Format the records below as a numbered list of their lines, omitting any blank lines.
>> begin Supplied material
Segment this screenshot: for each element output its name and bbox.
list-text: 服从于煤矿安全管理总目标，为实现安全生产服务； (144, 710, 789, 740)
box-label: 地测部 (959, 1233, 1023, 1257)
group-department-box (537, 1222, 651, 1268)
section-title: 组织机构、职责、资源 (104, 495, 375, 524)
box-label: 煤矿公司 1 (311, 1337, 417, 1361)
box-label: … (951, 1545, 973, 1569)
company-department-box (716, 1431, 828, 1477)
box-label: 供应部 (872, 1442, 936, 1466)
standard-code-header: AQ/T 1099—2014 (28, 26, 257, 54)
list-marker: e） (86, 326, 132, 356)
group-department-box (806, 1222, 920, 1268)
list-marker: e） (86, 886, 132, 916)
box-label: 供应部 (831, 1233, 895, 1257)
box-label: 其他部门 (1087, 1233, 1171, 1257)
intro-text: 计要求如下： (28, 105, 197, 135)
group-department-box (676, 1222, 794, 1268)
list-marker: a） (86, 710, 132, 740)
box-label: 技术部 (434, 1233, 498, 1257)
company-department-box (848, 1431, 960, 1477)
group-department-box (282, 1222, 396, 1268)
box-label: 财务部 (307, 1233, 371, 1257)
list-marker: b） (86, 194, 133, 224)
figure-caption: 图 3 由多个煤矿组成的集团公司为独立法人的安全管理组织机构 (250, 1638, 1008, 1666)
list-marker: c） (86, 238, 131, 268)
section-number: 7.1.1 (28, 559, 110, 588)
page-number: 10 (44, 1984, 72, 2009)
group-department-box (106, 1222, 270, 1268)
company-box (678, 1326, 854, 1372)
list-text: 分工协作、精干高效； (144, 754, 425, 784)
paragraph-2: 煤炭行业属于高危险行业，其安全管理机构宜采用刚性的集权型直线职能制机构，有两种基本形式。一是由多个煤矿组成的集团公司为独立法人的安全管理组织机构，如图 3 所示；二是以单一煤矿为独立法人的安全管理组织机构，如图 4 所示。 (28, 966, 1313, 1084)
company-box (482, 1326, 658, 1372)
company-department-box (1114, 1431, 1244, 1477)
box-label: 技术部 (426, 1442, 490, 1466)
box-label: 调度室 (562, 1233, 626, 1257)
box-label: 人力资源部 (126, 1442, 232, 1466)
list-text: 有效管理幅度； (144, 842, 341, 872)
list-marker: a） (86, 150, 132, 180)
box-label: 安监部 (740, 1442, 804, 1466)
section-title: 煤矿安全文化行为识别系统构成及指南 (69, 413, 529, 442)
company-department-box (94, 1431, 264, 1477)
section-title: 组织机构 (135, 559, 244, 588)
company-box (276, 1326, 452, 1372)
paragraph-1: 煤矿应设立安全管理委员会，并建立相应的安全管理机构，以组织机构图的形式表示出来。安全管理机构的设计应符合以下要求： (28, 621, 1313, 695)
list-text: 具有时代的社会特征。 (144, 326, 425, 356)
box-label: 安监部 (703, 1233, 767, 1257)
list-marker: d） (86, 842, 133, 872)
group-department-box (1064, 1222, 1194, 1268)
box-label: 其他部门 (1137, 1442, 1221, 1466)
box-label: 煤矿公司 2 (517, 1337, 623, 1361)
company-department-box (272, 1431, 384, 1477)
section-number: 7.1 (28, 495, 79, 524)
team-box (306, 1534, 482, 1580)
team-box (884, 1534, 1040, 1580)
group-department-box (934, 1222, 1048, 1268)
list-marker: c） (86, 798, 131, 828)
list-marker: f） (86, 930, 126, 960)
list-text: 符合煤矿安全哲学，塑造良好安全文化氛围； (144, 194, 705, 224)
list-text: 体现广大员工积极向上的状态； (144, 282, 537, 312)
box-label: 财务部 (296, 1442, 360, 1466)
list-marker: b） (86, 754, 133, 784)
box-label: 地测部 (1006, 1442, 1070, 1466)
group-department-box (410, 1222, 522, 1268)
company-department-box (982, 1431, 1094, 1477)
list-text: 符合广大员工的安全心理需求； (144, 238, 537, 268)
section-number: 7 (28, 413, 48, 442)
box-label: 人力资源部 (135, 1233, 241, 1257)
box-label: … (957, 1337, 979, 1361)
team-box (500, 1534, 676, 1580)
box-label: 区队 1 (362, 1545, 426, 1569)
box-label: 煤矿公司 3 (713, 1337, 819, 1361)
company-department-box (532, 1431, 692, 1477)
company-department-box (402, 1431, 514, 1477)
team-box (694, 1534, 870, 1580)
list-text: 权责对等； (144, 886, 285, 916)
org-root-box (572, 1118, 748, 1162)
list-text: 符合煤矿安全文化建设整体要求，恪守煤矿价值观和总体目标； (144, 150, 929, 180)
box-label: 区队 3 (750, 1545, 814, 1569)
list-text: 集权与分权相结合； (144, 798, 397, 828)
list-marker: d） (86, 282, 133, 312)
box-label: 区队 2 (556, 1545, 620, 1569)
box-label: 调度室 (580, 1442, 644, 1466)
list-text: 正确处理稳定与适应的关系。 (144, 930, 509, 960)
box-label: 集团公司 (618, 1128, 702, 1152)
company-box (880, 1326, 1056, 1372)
>> end Supplied material
* **Reply**
1. Segment this screenshot: for each element output its name and bbox.
2. list-text: 服从于煤矿安全管理总目标，为实现安全生产服务； (144, 710, 789, 740)
3. box-label: 地测部 (959, 1233, 1023, 1257)
4. group-department-box (537, 1222, 651, 1268)
5. section-title: 组织机构、职责、资源 (104, 495, 375, 524)
6. box-label: 煤矿公司 1 (311, 1337, 417, 1361)
7. box-label: … (951, 1545, 973, 1569)
8. company-department-box (716, 1431, 828, 1477)
9. box-label: 供应部 (872, 1442, 936, 1466)
10. standard-code-header: AQ/T 1099—2014 (28, 26, 257, 54)
11. list-marker: e） (86, 326, 132, 356)
12. group-department-box (806, 1222, 920, 1268)
13. list-marker: e） (86, 886, 132, 916)
14. box-label: 供应部 (831, 1233, 895, 1257)
15. box-label: 其他部门 (1087, 1233, 1171, 1257)
16. intro-text: 计要求如下： (28, 105, 197, 135)
17. group-department-box (676, 1222, 794, 1268)
18. list-marker: a） (86, 710, 132, 740)
19. box-label: 技术部 (434, 1233, 498, 1257)
20. company-department-box (848, 1431, 960, 1477)
21. group-department-box (282, 1222, 396, 1268)
22. box-label: 财务部 (307, 1233, 371, 1257)
23. list-marker: b） (86, 194, 133, 224)
24. figure-caption: 图 3 由多个煤矿组成的集团公司为独立法人的安全管理组织机构 (250, 1638, 1008, 1666)
25. list-marker: c） (86, 238, 131, 268)
26. section-number: 7.1.1 (28, 559, 110, 588)
27. page-number: 10 (44, 1984, 72, 2009)
28. group-department-box (106, 1222, 270, 1268)
29. company-box (678, 1326, 854, 1372)
30. list-text: 分工协作、精干高效； (144, 754, 425, 784)
31. paragraph-2: 煤炭行业属于高危险行业，其安全管理机构宜采用刚性的集权型直线职能制机构，有两种基本形式。一是由多个煤矿组成的集团公司为独立法人的安全管理组织机构，如图 3 所示；二是以单一煤矿为独立法人的安全管理组织机构，如图 4 所示。 (28, 966, 1313, 1084)
32. company-box (482, 1326, 658, 1372)
33. company-department-box (1114, 1431, 1244, 1477)
34. box-label: 技术部 (426, 1442, 490, 1466)
35. box-label: 调度室 (562, 1233, 626, 1257)
36. box-label: 人力资源部 (126, 1442, 232, 1466)
37. list-text: 有效管理幅度； (144, 842, 341, 872)
38. list-marker: a） (86, 150, 132, 180)
39. box-label: 安监部 (740, 1442, 804, 1466)
40. section-title: 煤矿安全文化行为识别系统构成及指南 (69, 413, 529, 442)
41. company-department-box (94, 1431, 264, 1477)
42. section-title: 组织机构 (135, 559, 244, 588)
43. company-box (276, 1326, 452, 1372)
44. paragraph-1: 煤矿应设立安全管理委员会，并建立相应的安全管理机构，以组织机构图的形式表示出来。安全管理机构的设计应符合以下要求： (28, 621, 1313, 695)
45. list-text: 具有时代的社会特征。 (144, 326, 425, 356)
46. box-label: 安监部 (703, 1233, 767, 1257)
47. list-marker: d） (86, 842, 133, 872)
48. group-department-box (1064, 1222, 1194, 1268)
49. box-label: 其他部门 (1137, 1442, 1221, 1466)
50. box-label: 煤矿公司 2 (517, 1337, 623, 1361)
51. company-department-box (272, 1431, 384, 1477)
52. section-number: 7.1 (28, 495, 79, 524)
53. team-box (306, 1534, 482, 1580)
54. team-box (884, 1534, 1040, 1580)
55. group-department-box (934, 1222, 1048, 1268)
56. list-marker: c） (86, 798, 131, 828)
57. list-marker: f） (86, 930, 126, 960)
58. list-text: 符合煤矿安全哲学，塑造良好安全文化氛围； (144, 194, 705, 224)
59. list-text: 体现广大员工积极向上的状态； (144, 282, 537, 312)
60. box-label: 财务部 (296, 1442, 360, 1466)
61. list-marker: b） (86, 754, 133, 784)
62. box-label: 地测部 (1006, 1442, 1070, 1466)
63. group-department-box (410, 1222, 522, 1268)
64. company-department-box (982, 1431, 1094, 1477)
65. list-text: 符合广大员工的安全心理需求； (144, 238, 537, 268)
66. section-number: 7 (28, 413, 48, 442)
67. box-label: 人力资源部 (135, 1233, 241, 1257)
68. box-label: … (957, 1337, 979, 1361)
69. team-box (500, 1534, 676, 1580)
70. box-label: 区队 1 (362, 1545, 426, 1569)
71. box-label: 煤矿公司 3 (713, 1337, 819, 1361)
72. company-department-box (532, 1431, 692, 1477)
73. company-department-box (402, 1431, 514, 1477)
74. team-box (694, 1534, 870, 1580)
75. list-text: 权责对等； (144, 886, 285, 916)
76. org-root-box (572, 1118, 748, 1162)
77. list-text: 符合煤矿安全文化建设整体要求，恪守煤矿价值观和总体目标； (144, 150, 929, 180)
78. box-label: 区队 3 (750, 1545, 814, 1569)
79. list-text: 集权与分权相结合； (144, 798, 397, 828)
80. list-marker: d） (86, 282, 133, 312)
81. box-label: 区队 2 (556, 1545, 620, 1569)
82. box-label: 调度室 (580, 1442, 644, 1466)
83. list-text: 正确处理稳定与适应的关系。 (144, 930, 509, 960)
84. box-label: 集团公司 (618, 1128, 702, 1152)
85. company-box (880, 1326, 1056, 1372)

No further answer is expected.